---- Data for this task
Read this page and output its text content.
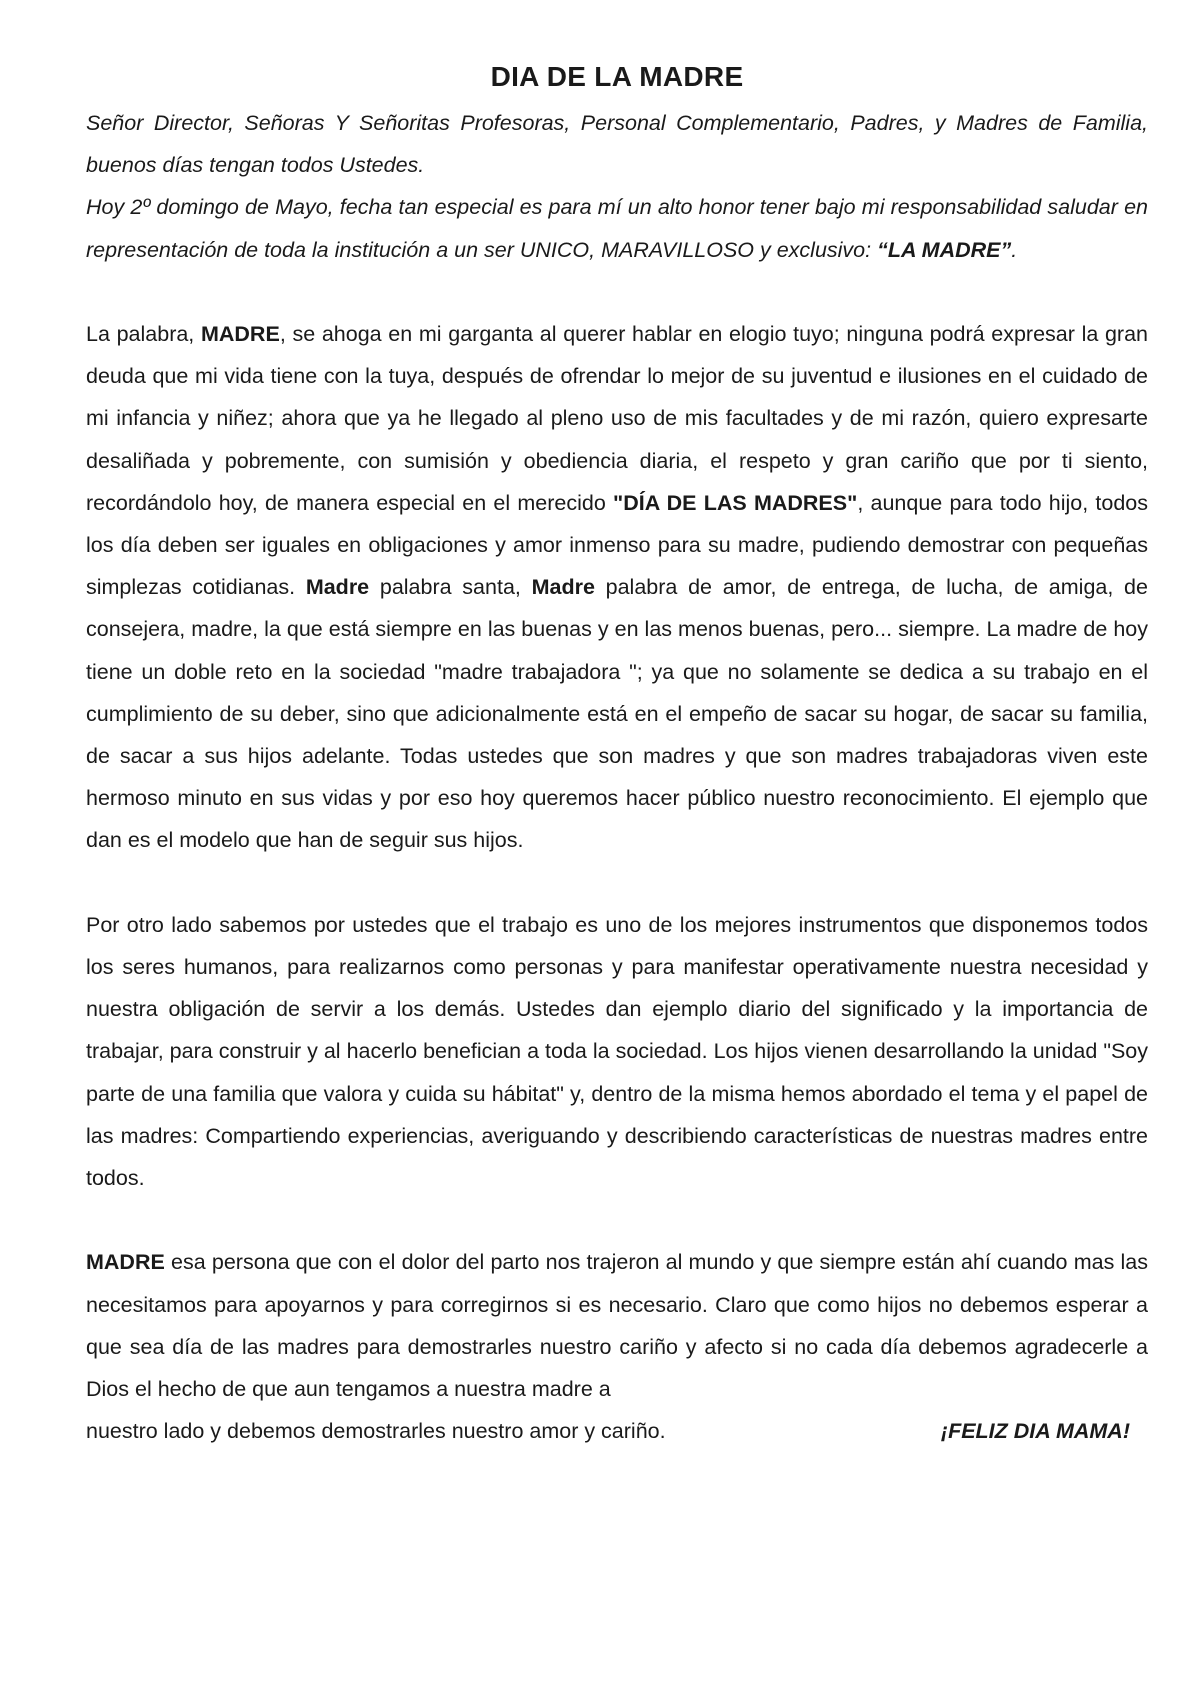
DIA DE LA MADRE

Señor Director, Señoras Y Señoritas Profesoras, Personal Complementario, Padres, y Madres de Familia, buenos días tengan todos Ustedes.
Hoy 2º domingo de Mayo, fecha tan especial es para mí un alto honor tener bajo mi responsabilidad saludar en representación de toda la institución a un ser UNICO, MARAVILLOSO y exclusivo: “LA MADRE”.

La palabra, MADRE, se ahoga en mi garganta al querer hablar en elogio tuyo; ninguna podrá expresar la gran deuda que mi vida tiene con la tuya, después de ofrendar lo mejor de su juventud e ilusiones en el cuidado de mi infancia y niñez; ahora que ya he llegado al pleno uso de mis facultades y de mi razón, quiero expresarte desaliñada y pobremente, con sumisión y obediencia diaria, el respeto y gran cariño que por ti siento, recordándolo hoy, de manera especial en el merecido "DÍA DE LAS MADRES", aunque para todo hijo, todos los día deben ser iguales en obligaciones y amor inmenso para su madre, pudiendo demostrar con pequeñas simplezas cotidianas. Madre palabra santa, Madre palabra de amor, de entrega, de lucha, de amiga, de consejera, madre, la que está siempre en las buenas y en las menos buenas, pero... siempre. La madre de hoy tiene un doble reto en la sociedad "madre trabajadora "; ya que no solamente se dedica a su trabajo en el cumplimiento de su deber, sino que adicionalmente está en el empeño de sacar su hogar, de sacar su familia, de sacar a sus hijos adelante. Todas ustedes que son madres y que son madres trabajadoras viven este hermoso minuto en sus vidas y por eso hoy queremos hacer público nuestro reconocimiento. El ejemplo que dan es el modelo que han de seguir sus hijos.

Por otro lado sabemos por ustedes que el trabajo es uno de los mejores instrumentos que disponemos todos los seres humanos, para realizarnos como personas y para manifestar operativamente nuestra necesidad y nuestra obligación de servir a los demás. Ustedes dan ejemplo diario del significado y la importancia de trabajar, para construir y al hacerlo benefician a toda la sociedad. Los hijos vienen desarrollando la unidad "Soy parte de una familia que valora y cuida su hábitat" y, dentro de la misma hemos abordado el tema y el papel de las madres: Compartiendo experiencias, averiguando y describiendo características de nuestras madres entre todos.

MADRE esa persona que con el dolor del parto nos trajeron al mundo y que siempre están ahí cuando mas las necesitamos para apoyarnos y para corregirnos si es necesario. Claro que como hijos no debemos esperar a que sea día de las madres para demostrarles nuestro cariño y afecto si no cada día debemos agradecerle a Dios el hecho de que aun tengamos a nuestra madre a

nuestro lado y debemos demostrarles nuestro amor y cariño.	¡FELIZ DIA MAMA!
--------
---- Data for this task
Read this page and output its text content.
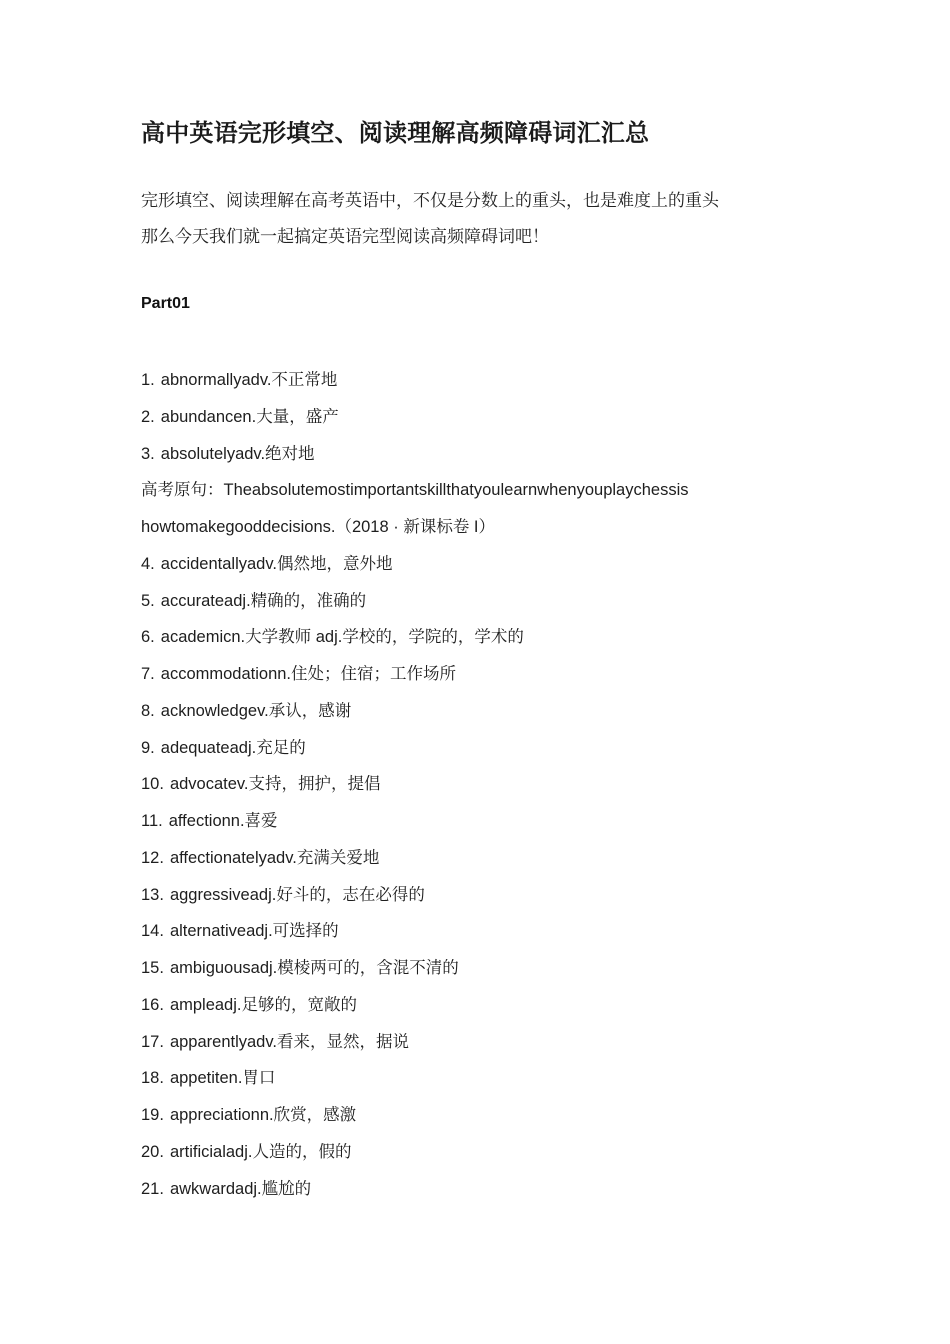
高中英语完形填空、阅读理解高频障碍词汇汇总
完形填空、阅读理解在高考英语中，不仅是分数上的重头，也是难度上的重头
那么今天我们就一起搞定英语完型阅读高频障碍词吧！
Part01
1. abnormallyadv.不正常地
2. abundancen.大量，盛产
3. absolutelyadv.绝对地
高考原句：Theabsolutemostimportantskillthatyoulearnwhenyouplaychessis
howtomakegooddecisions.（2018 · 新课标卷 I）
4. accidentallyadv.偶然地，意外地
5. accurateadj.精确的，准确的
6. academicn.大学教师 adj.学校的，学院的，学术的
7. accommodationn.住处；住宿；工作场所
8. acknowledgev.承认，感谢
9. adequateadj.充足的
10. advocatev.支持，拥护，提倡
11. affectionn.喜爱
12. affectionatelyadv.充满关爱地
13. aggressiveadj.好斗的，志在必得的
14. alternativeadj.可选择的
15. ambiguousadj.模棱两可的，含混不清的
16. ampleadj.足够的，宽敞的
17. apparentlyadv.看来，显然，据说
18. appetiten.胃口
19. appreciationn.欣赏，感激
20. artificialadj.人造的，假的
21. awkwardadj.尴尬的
--------
---- Data for this task
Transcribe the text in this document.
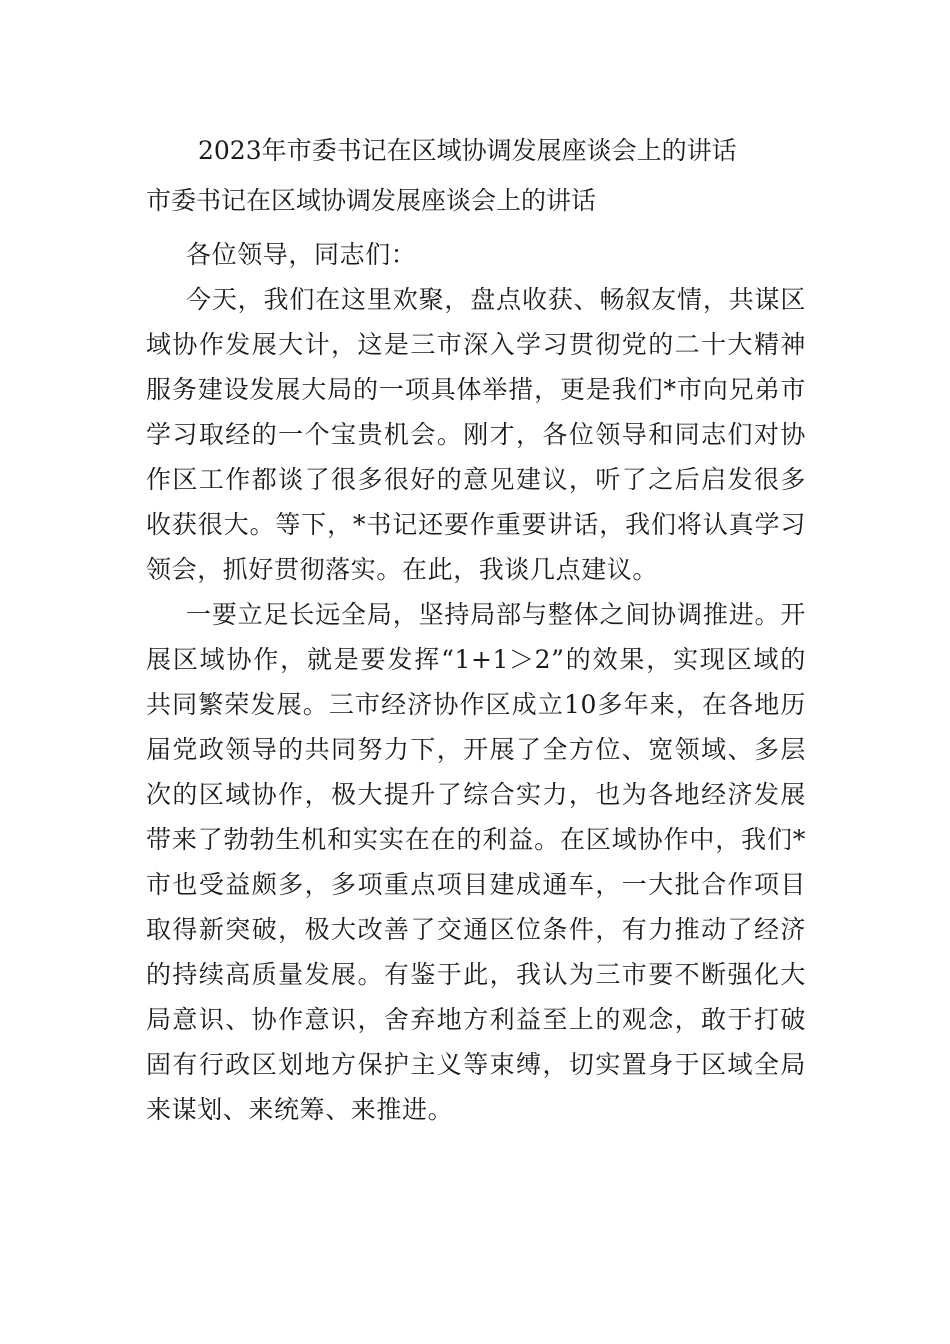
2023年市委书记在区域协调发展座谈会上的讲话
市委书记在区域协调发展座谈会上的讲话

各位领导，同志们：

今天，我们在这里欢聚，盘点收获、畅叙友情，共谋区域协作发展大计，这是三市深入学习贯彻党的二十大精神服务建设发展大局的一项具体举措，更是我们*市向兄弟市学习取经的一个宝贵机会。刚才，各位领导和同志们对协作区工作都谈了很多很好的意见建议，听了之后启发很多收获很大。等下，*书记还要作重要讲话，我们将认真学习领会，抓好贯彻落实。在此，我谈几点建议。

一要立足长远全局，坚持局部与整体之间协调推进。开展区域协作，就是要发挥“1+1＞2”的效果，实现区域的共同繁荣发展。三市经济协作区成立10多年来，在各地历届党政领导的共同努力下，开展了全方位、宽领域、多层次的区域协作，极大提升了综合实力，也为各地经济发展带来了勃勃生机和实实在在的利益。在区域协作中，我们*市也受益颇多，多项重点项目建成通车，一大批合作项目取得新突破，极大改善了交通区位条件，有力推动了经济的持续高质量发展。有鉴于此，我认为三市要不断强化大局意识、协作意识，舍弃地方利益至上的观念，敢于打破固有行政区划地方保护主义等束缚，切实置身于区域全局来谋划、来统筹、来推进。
--------
Go through the listing above and locate each line that holds the word "debemos". Copy those lines.

*Response:*
MADRE esa persona que con el dolor del parto nos trajeron al mundo y que siempre están ahí cuando mas las necesitamos para apoyarnos y para corregirnos si es necesario. Claro que como hijos no debemos esperar a que sea día de las madres para demostrarles nuestro cariño y afecto si no cada día debemos agradecerle a Dios el hecho de que aun tengamos a nuestra madre a
nuestro lado y debemos demostrarles nuestro amor y cariño.	¡FELIZ DIA MAMA!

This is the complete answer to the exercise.